**Task details:** Find the string "this" in the records. Copy every line it appears in.

(Stored data entries)
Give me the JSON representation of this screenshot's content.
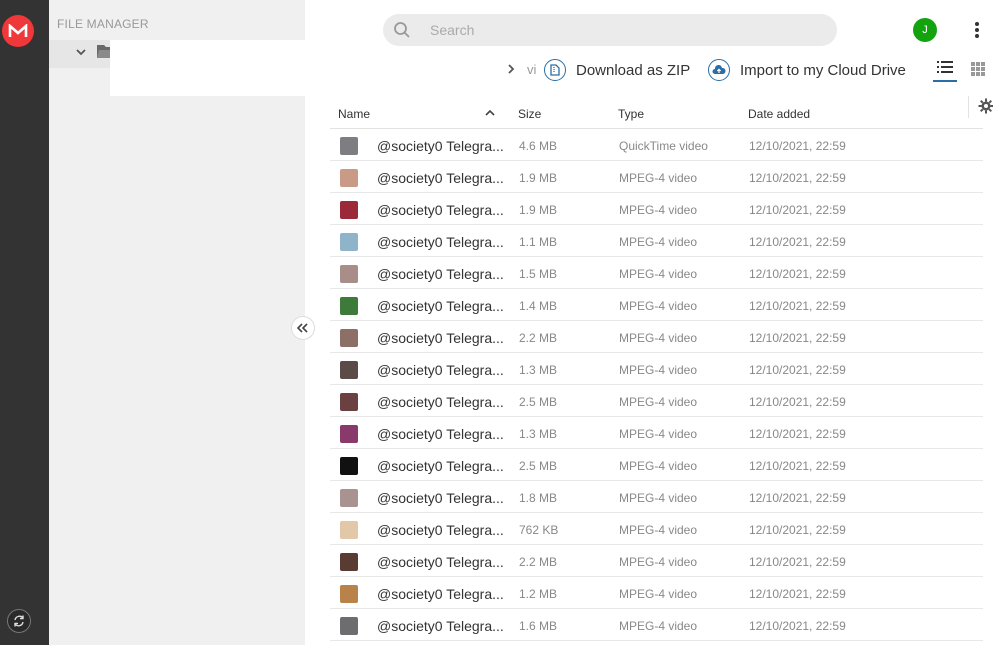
{
  "rail": {
    "logo_letter": "M",
    "brand_color": "#f0373a"
  },
  "side": {
    "title": "FILE MANAGER"
  },
  "search": {
    "placeholder": "Search"
  },
  "user": {
    "initial": "J",
    "color": "#13a30f"
  },
  "breadcrumb": {
    "text": "vi"
  },
  "actions": {
    "download_zip": "Download as ZIP",
    "import_cloud": "Import to my Cloud Drive"
  },
  "accent_color": "#2b6ea6",
  "table": {
    "headers": {
      "name": "Name",
      "size": "Size",
      "type": "Type",
      "date": "Date added"
    },
    "rows": [
      {
        "name": "@society0 Telegra...",
        "size": "4.6 MB",
        "type": "QuickTime video",
        "date": "12/10/2021, 22:59",
        "thumb": "#7d7d82"
      },
      {
        "name": "@society0 Telegra...",
        "size": "1.9 MB",
        "type": "MPEG-4 video",
        "date": "12/10/2021, 22:59",
        "thumb": "#c99a86"
      },
      {
        "name": "@society0 Telegra...",
        "size": "1.9 MB",
        "type": "MPEG-4 video",
        "date": "12/10/2021, 22:59",
        "thumb": "#9a2a3a"
      },
      {
        "name": "@society0 Telegra...",
        "size": "1.1 MB",
        "type": "MPEG-4 video",
        "date": "12/10/2021, 22:59",
        "thumb": "#8fb3c9"
      },
      {
        "name": "@society0 Telegra...",
        "size": "1.5 MB",
        "type": "MPEG-4 video",
        "date": "12/10/2021, 22:59",
        "thumb": "#a98d89"
      },
      {
        "name": "@society0 Telegra...",
        "size": "1.4 MB",
        "type": "MPEG-4 video",
        "date": "12/10/2021, 22:59",
        "thumb": "#3e7a3a"
      },
      {
        "name": "@society0 Telegra...",
        "size": "2.2 MB",
        "type": "MPEG-4 video",
        "date": "12/10/2021, 22:59",
        "thumb": "#8c6f66"
      },
      {
        "name": "@society0 Telegra...",
        "size": "1.3 MB",
        "type": "MPEG-4 video",
        "date": "12/10/2021, 22:59",
        "thumb": "#5a4a48"
      },
      {
        "name": "@society0 Telegra...",
        "size": "2.5 MB",
        "type": "MPEG-4 video",
        "date": "12/10/2021, 22:59",
        "thumb": "#6a4040"
      },
      {
        "name": "@society0 Telegra...",
        "size": "1.3 MB",
        "type": "MPEG-4 video",
        "date": "12/10/2021, 22:59",
        "thumb": "#8a3a6a"
      },
      {
        "name": "@society0 Telegra...",
        "size": "2.5 MB",
        "type": "MPEG-4 video",
        "date": "12/10/2021, 22:59",
        "thumb": "#111111"
      },
      {
        "name": "@society0 Telegra...",
        "size": "1.8 MB",
        "type": "MPEG-4 video",
        "date": "12/10/2021, 22:59",
        "thumb": "#a89390"
      },
      {
        "name": "@society0 Telegra...",
        "size": "762 KB",
        "type": "MPEG-4 video",
        "date": "12/10/2021, 22:59",
        "thumb": "#e2c7a8"
      },
      {
        "name": "@society0 Telegra...",
        "size": "2.2 MB",
        "type": "MPEG-4 video",
        "date": "12/10/2021, 22:59",
        "thumb": "#5a3b34"
      },
      {
        "name": "@society0 Telegra...",
        "size": "1.2 MB",
        "type": "MPEG-4 video",
        "date": "12/10/2021, 22:59",
        "thumb": "#b9824a"
      },
      {
        "name": "@society0 Telegra...",
        "size": "1.6 MB",
        "type": "MPEG-4 video",
        "date": "12/10/2021, 22:59",
        "thumb": "#6d6d70"
      }
    ]
  }
}
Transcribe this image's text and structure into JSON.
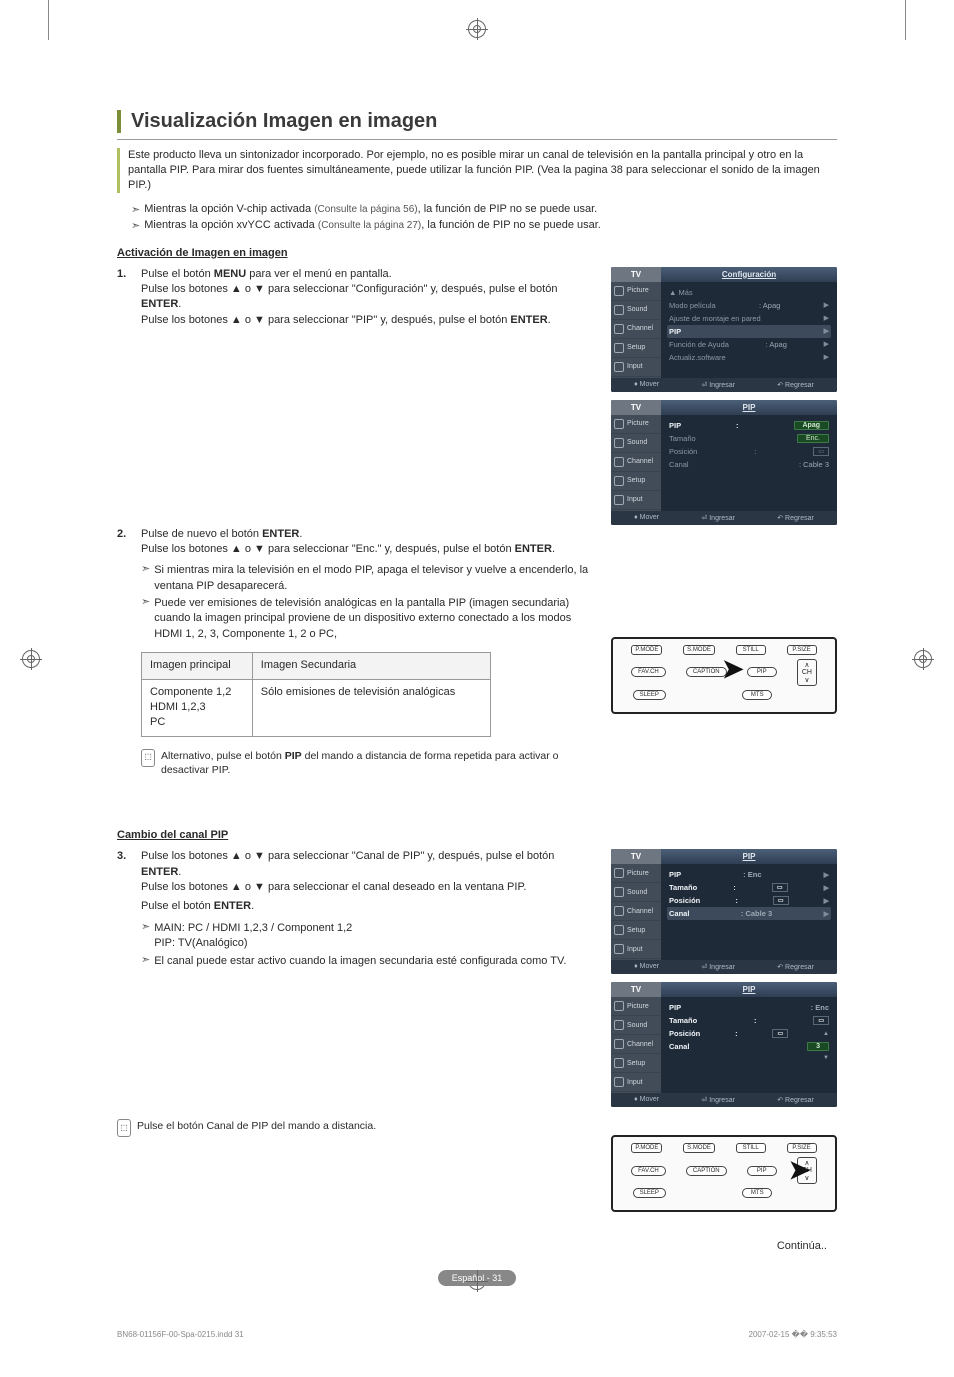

**In response:**
Give me the JSON representation of this screenshot's content.
Transcribe this image's text and structure into JSON.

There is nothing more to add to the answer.